* STATED PROBLEM *
Check each line of the entries below for the string "name"; copy every line where it appears.

Data items
--
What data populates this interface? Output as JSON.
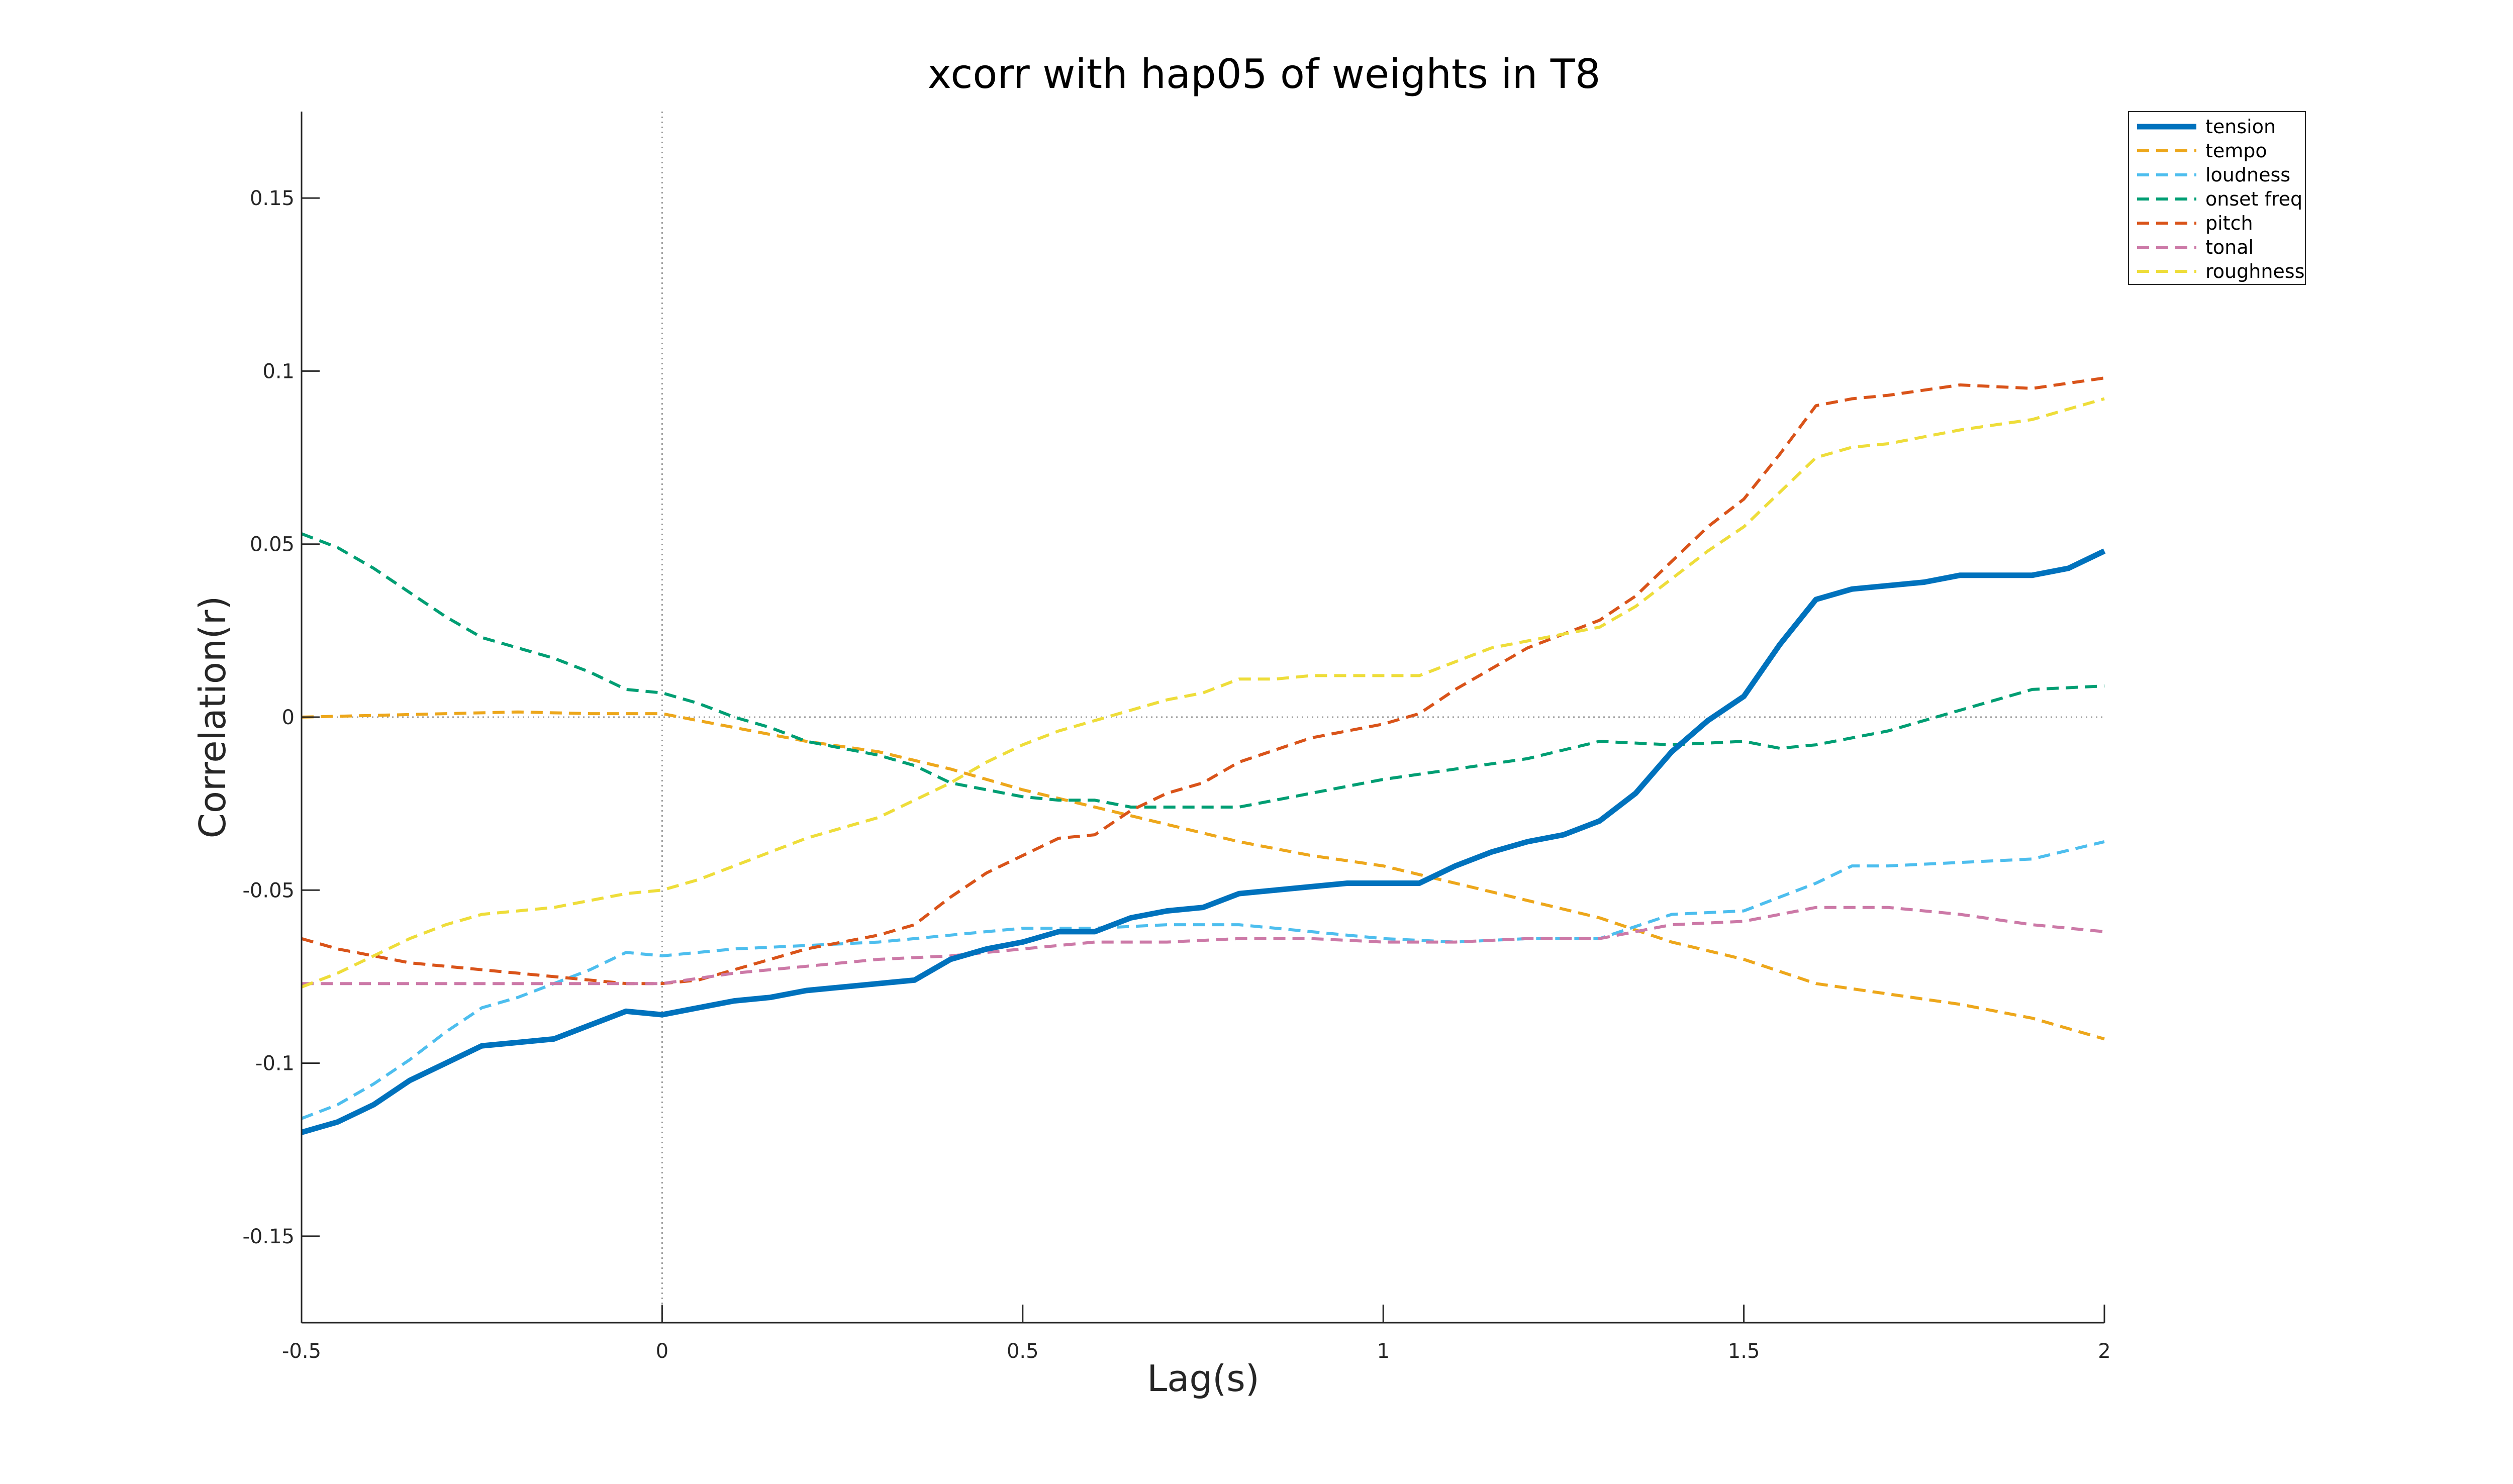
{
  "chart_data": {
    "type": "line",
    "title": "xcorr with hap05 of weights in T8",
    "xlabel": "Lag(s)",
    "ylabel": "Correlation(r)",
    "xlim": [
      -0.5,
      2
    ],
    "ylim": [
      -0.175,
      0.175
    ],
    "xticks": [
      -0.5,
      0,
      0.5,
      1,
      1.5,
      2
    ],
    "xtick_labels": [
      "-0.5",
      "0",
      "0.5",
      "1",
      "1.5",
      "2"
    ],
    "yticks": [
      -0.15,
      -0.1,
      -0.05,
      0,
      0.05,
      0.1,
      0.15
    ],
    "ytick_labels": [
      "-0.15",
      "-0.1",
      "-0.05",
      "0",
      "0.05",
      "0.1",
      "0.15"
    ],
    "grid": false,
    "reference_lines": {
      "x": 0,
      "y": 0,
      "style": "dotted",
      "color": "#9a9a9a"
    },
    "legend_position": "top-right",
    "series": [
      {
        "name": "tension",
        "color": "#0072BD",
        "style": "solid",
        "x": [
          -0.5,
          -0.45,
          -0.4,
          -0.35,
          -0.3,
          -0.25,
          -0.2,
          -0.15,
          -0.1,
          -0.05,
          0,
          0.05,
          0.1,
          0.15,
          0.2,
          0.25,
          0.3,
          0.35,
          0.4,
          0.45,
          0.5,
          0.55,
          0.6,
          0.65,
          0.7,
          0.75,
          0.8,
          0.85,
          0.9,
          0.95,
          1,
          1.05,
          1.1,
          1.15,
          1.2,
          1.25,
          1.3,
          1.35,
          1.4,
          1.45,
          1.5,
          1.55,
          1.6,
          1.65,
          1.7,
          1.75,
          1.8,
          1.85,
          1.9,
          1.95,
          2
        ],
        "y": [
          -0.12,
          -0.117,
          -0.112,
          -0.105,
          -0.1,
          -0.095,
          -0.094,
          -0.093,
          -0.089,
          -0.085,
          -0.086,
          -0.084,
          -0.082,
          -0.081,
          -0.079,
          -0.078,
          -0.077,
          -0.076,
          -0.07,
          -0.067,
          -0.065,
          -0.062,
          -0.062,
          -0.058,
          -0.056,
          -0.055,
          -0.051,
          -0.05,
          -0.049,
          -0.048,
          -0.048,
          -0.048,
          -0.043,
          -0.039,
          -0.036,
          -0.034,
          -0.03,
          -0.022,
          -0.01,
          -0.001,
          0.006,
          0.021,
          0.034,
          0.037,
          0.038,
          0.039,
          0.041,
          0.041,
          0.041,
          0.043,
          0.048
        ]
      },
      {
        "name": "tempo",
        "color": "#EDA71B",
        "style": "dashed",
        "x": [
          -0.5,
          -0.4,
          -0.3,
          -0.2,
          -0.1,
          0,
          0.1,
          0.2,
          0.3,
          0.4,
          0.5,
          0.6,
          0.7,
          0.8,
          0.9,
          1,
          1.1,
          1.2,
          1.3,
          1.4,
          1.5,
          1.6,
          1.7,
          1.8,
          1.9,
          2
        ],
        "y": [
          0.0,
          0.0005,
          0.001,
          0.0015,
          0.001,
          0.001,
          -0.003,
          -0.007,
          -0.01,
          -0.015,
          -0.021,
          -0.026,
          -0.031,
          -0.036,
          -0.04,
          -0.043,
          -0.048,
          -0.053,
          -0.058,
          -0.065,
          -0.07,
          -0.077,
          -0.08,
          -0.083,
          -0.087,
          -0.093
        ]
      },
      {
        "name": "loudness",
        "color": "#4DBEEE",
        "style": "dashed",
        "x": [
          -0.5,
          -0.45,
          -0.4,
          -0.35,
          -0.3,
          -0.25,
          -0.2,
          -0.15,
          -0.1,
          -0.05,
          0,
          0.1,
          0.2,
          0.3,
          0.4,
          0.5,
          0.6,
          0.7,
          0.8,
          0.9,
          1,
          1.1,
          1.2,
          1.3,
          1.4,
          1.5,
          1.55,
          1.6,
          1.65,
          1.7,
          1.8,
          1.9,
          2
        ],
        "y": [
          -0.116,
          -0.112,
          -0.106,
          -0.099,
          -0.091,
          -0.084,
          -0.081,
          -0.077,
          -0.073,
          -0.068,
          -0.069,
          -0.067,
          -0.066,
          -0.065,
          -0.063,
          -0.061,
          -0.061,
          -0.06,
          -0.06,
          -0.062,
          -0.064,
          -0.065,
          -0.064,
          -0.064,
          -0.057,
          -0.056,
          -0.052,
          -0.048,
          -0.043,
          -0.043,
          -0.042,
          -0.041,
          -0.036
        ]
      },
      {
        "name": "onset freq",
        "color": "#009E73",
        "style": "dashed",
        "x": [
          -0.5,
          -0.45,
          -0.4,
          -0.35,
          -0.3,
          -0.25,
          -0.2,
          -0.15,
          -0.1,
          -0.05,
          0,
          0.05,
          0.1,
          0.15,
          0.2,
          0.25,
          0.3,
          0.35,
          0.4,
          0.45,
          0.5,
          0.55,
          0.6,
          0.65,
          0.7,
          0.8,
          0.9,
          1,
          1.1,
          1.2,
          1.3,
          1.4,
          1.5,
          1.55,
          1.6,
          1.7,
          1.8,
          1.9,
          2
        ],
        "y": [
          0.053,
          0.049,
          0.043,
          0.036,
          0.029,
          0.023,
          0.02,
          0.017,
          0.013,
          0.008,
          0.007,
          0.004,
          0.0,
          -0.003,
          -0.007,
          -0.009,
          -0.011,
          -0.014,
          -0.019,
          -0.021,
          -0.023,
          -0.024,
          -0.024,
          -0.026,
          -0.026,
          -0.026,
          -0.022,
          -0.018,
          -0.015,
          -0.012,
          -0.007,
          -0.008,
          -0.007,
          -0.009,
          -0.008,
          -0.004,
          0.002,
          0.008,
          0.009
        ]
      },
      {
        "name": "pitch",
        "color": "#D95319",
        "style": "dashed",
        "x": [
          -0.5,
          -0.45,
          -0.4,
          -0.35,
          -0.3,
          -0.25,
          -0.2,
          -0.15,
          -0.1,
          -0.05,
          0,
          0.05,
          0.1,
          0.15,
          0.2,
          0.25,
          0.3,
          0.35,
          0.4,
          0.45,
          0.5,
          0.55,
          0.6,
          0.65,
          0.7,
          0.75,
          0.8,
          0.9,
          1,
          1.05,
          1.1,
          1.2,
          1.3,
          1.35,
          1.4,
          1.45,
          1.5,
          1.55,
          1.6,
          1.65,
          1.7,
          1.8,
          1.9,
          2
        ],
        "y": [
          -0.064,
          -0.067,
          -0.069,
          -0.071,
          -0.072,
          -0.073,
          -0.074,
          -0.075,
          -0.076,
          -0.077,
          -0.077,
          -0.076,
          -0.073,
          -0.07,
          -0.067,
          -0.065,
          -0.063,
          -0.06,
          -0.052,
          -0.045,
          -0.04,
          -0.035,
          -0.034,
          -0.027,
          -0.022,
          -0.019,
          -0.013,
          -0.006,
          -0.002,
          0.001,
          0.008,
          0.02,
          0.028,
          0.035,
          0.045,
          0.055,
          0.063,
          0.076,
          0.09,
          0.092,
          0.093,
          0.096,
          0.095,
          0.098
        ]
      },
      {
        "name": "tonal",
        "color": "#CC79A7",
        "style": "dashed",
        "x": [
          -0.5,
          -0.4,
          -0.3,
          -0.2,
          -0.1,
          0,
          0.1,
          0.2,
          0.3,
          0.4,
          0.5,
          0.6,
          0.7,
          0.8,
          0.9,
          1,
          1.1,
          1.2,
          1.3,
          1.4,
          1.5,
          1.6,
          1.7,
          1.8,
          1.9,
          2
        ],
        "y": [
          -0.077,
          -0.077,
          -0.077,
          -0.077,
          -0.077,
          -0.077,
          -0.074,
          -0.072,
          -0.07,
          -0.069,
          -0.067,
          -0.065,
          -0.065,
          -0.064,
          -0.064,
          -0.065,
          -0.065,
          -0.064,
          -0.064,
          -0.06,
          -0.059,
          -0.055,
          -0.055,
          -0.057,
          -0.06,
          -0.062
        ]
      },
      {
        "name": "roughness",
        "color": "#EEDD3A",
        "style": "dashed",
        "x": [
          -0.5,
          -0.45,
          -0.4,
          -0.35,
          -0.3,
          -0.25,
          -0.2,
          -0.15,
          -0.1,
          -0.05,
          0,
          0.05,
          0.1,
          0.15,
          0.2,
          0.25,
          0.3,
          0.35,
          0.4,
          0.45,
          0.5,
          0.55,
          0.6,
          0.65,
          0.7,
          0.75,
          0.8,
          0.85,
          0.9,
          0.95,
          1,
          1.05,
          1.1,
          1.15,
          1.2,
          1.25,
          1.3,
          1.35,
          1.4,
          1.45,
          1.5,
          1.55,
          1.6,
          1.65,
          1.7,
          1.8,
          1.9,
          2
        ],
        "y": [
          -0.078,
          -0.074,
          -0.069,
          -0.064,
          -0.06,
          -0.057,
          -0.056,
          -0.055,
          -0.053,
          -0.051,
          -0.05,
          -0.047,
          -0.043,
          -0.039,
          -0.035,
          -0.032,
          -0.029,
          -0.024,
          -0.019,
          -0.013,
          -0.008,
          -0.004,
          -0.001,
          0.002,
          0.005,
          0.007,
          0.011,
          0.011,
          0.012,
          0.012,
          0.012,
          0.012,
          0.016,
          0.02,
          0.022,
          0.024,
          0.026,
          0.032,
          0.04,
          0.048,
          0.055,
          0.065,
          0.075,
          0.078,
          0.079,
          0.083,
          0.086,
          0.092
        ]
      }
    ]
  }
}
--
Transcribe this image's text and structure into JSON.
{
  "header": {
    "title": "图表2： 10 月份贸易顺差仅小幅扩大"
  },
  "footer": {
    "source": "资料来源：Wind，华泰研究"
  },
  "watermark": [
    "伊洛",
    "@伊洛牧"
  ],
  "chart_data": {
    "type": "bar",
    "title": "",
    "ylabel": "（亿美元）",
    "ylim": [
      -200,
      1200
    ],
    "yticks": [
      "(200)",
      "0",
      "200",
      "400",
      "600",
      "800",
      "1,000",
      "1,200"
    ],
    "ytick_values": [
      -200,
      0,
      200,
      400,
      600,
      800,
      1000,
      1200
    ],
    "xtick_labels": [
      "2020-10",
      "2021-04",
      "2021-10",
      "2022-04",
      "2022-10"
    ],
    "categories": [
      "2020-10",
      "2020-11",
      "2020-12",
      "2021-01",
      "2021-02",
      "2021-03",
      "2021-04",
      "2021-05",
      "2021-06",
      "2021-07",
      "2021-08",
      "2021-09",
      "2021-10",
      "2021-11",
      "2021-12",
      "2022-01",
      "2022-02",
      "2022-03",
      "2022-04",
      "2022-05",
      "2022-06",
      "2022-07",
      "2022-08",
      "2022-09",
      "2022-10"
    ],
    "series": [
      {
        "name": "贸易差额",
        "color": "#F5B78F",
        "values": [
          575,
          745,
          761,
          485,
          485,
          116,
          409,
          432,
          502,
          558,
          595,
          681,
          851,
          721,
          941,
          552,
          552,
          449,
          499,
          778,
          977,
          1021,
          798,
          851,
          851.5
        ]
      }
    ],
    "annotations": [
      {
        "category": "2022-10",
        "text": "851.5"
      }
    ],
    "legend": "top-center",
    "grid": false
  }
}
--
* IN RESPONSE *
        "name": "tension",
        "name": "tempo",
        "name": "loudness",
        "name": "onset freq",
        "name": "pitch",
        "name": "tonal",
        "name": "roughness",
        "name": "贸易差额",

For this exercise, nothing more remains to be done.